Goal of the exercise - Tally each line where the word "marker" occurs, then give only the total.

Data supplied -

==================================================

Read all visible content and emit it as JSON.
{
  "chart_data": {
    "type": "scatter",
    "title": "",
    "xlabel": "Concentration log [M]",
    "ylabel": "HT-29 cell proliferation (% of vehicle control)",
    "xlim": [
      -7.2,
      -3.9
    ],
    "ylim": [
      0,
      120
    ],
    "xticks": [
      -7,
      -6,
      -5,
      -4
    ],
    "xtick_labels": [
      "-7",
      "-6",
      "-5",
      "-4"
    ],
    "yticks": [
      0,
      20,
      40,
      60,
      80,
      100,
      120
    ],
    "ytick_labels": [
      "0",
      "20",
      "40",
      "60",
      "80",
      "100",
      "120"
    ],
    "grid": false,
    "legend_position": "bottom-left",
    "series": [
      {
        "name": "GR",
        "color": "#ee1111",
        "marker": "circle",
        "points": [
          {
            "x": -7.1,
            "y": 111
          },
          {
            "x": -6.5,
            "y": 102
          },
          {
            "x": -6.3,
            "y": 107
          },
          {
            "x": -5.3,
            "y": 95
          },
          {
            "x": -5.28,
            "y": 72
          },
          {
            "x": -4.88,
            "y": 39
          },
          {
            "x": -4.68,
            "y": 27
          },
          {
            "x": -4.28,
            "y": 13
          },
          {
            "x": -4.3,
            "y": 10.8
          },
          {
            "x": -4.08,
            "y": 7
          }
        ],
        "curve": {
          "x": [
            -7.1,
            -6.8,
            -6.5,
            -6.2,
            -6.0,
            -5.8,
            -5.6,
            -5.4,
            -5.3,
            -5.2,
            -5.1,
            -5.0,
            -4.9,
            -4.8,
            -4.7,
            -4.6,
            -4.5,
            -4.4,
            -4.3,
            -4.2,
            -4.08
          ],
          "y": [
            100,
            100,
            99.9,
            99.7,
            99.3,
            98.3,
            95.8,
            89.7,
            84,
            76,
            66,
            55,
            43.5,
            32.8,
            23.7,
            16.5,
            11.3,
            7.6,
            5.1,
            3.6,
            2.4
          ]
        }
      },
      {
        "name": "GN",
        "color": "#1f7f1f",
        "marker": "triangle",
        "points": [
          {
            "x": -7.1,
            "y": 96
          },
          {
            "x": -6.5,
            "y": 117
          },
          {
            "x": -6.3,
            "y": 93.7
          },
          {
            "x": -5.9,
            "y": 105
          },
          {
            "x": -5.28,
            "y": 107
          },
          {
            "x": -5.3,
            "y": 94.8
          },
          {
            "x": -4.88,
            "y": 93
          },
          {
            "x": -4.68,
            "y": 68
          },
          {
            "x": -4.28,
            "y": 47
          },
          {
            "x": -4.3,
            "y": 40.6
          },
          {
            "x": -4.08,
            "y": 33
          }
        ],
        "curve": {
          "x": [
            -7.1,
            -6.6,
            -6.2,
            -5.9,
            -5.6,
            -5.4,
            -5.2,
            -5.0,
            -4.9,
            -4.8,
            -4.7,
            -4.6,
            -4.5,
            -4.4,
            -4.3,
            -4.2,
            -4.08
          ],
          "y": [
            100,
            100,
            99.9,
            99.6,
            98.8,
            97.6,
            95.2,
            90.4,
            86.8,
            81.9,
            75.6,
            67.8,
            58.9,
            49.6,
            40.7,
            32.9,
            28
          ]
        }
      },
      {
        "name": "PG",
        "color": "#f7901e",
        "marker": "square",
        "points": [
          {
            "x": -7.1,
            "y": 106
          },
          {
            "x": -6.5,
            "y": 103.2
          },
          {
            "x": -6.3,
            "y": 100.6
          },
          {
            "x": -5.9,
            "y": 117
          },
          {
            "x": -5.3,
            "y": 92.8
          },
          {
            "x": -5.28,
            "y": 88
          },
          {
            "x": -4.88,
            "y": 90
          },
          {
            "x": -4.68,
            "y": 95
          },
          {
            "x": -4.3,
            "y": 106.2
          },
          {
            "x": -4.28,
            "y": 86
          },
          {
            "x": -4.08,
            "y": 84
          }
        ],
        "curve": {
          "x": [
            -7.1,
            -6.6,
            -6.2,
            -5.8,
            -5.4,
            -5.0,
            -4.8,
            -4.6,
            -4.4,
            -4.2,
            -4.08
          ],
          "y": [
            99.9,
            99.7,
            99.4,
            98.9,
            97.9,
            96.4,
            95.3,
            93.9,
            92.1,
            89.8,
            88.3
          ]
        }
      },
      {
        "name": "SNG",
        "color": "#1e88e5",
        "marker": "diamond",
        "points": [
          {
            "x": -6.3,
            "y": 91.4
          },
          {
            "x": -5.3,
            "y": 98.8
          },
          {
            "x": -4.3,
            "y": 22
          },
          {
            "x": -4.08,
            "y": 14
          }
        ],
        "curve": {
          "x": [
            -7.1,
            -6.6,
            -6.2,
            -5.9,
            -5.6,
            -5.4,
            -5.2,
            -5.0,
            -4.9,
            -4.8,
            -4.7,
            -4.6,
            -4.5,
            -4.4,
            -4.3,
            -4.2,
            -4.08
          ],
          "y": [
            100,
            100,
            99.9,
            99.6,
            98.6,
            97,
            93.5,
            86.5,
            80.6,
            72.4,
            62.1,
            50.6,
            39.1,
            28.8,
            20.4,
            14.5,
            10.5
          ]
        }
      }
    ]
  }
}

==================================================

Exercise result - 4